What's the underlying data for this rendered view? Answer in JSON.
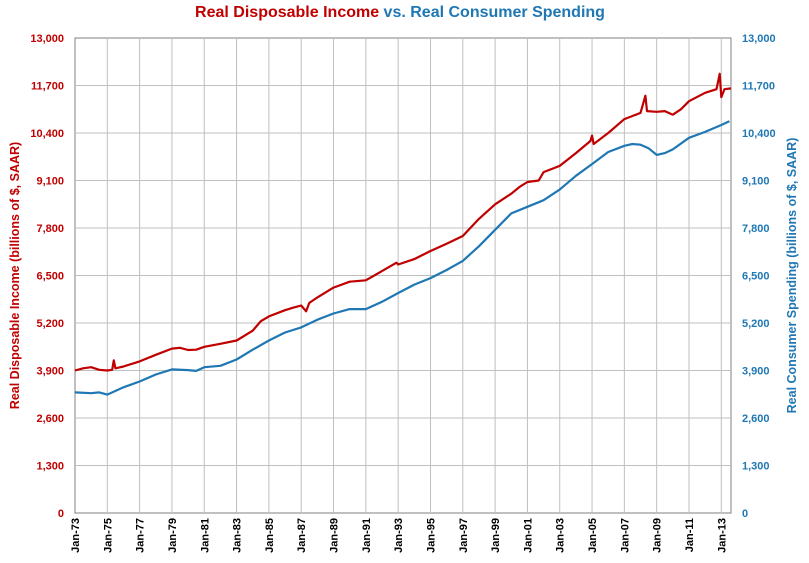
{
  "chart_data": {
    "type": "line",
    "title_parts": [
      {
        "text": "Real Disposable Income",
        "color": "#c00000"
      },
      {
        "text": " vs. ",
        "color": "#1f77b4"
      },
      {
        "text": "Real Consumer Spending",
        "color": "#1f77b4"
      }
    ],
    "ylabel_left": "Real Disposable Income (billions of $, SAAR)",
    "ylabel_right": "Real Consumer Spending (billions of $, SAAR)",
    "ylim": [
      0,
      13000
    ],
    "yticks": [
      0,
      1300,
      2600,
      3900,
      5200,
      6500,
      7800,
      9100,
      10400,
      11700,
      13000
    ],
    "ytick_labels": [
      "0",
      "1,300",
      "2,600",
      "3,900",
      "5,200",
      "6,500",
      "7,800",
      "9,100",
      "10,400",
      "11,700",
      "13,000"
    ],
    "xlim": [
      1973.0,
      2013.6
    ],
    "xticks": [
      1973,
      1975,
      1977,
      1979,
      1981,
      1983,
      1985,
      1987,
      1989,
      1991,
      1993,
      1995,
      1997,
      1999,
      2001,
      2003,
      2005,
      2007,
      2009,
      2011,
      2013
    ],
    "xtick_labels": [
      "Jan-73",
      "Jan-75",
      "Jan-77",
      "Jan-79",
      "Jan-81",
      "Jan-83",
      "Jan-85",
      "Jan-87",
      "Jan-89",
      "Jan-91",
      "Jan-93",
      "Jan-95",
      "Jan-97",
      "Jan-99",
      "Jan-01",
      "Jan-03",
      "Jan-05",
      "Jan-07",
      "Jan-09",
      "Jan-11",
      "Jan-13"
    ],
    "grid": true,
    "series": [
      {
        "name": "Real Disposable Income",
        "color": "#c00000",
        "axis": "left",
        "points": [
          [
            1973.0,
            3900
          ],
          [
            1973.5,
            3960
          ],
          [
            1974.0,
            3990
          ],
          [
            1974.5,
            3920
          ],
          [
            1975.0,
            3900
          ],
          [
            1975.3,
            3920
          ],
          [
            1975.4,
            4180
          ],
          [
            1975.5,
            3960
          ],
          [
            1976.0,
            4010
          ],
          [
            1977.0,
            4150
          ],
          [
            1978.0,
            4330
          ],
          [
            1979.0,
            4500
          ],
          [
            1979.5,
            4520
          ],
          [
            1980.0,
            4460
          ],
          [
            1980.5,
            4470
          ],
          [
            1981.0,
            4550
          ],
          [
            1982.0,
            4630
          ],
          [
            1983.0,
            4720
          ],
          [
            1984.0,
            4990
          ],
          [
            1984.5,
            5250
          ],
          [
            1985.0,
            5380
          ],
          [
            1986.0,
            5550
          ],
          [
            1986.5,
            5620
          ],
          [
            1987.0,
            5680
          ],
          [
            1987.3,
            5520
          ],
          [
            1987.5,
            5750
          ],
          [
            1988.0,
            5900
          ],
          [
            1989.0,
            6170
          ],
          [
            1990.0,
            6330
          ],
          [
            1991.0,
            6370
          ],
          [
            1992.0,
            6620
          ],
          [
            1992.9,
            6850
          ],
          [
            1993.0,
            6800
          ],
          [
            1994.0,
            6950
          ],
          [
            1995.0,
            7170
          ],
          [
            1996.0,
            7370
          ],
          [
            1997.0,
            7580
          ],
          [
            1998.0,
            8050
          ],
          [
            1999.0,
            8450
          ],
          [
            2000.0,
            8740
          ],
          [
            2000.5,
            8920
          ],
          [
            2001.0,
            9060
          ],
          [
            2001.7,
            9100
          ],
          [
            2002.0,
            9330
          ],
          [
            2003.0,
            9500
          ],
          [
            2004.0,
            9850
          ],
          [
            2004.9,
            10180
          ],
          [
            2005.0,
            10330
          ],
          [
            2005.1,
            10100
          ],
          [
            2006.0,
            10400
          ],
          [
            2007.0,
            10780
          ],
          [
            2008.0,
            10950
          ],
          [
            2008.3,
            11420
          ],
          [
            2008.4,
            11000
          ],
          [
            2009.0,
            10980
          ],
          [
            2009.5,
            11000
          ],
          [
            2010.0,
            10900
          ],
          [
            2010.5,
            11050
          ],
          [
            2011.0,
            11270
          ],
          [
            2012.0,
            11500
          ],
          [
            2012.7,
            11600
          ],
          [
            2012.9,
            12020
          ],
          [
            2013.0,
            11380
          ],
          [
            2013.2,
            11600
          ],
          [
            2013.6,
            11620
          ]
        ]
      },
      {
        "name": "Real Consumer Spending",
        "color": "#1f77b4",
        "axis": "right",
        "points": [
          [
            1973.0,
            3300
          ],
          [
            1974.0,
            3280
          ],
          [
            1974.5,
            3300
          ],
          [
            1975.0,
            3240
          ],
          [
            1976.0,
            3440
          ],
          [
            1977.0,
            3600
          ],
          [
            1978.0,
            3790
          ],
          [
            1979.0,
            3930
          ],
          [
            1980.0,
            3910
          ],
          [
            1980.5,
            3890
          ],
          [
            1981.0,
            3990
          ],
          [
            1982.0,
            4030
          ],
          [
            1983.0,
            4200
          ],
          [
            1984.0,
            4470
          ],
          [
            1985.0,
            4720
          ],
          [
            1986.0,
            4940
          ],
          [
            1987.0,
            5080
          ],
          [
            1988.0,
            5290
          ],
          [
            1989.0,
            5460
          ],
          [
            1990.0,
            5580
          ],
          [
            1991.0,
            5580
          ],
          [
            1992.0,
            5780
          ],
          [
            1993.0,
            6020
          ],
          [
            1994.0,
            6250
          ],
          [
            1995.0,
            6430
          ],
          [
            1996.0,
            6650
          ],
          [
            1997.0,
            6900
          ],
          [
            1998.0,
            7300
          ],
          [
            1999.0,
            7750
          ],
          [
            2000.0,
            8200
          ],
          [
            2001.0,
            8380
          ],
          [
            2002.0,
            8560
          ],
          [
            2003.0,
            8850
          ],
          [
            2004.0,
            9230
          ],
          [
            2005.0,
            9550
          ],
          [
            2006.0,
            9880
          ],
          [
            2007.0,
            10050
          ],
          [
            2007.5,
            10100
          ],
          [
            2008.0,
            10080
          ],
          [
            2008.5,
            9980
          ],
          [
            2009.0,
            9800
          ],
          [
            2009.5,
            9850
          ],
          [
            2010.0,
            9950
          ],
          [
            2011.0,
            10270
          ],
          [
            2012.0,
            10430
          ],
          [
            2013.0,
            10620
          ],
          [
            2013.5,
            10720
          ]
        ]
      }
    ]
  }
}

[PROMPT] Check every line of the data, and copy the ones that contain "Disposable".

[WRITTEN REPLY]
        "text": "Real Disposable Income",
    "ylabel_left": "Real Disposable Income (billions of $, SAAR)",
        "name": "Real Disposable Income",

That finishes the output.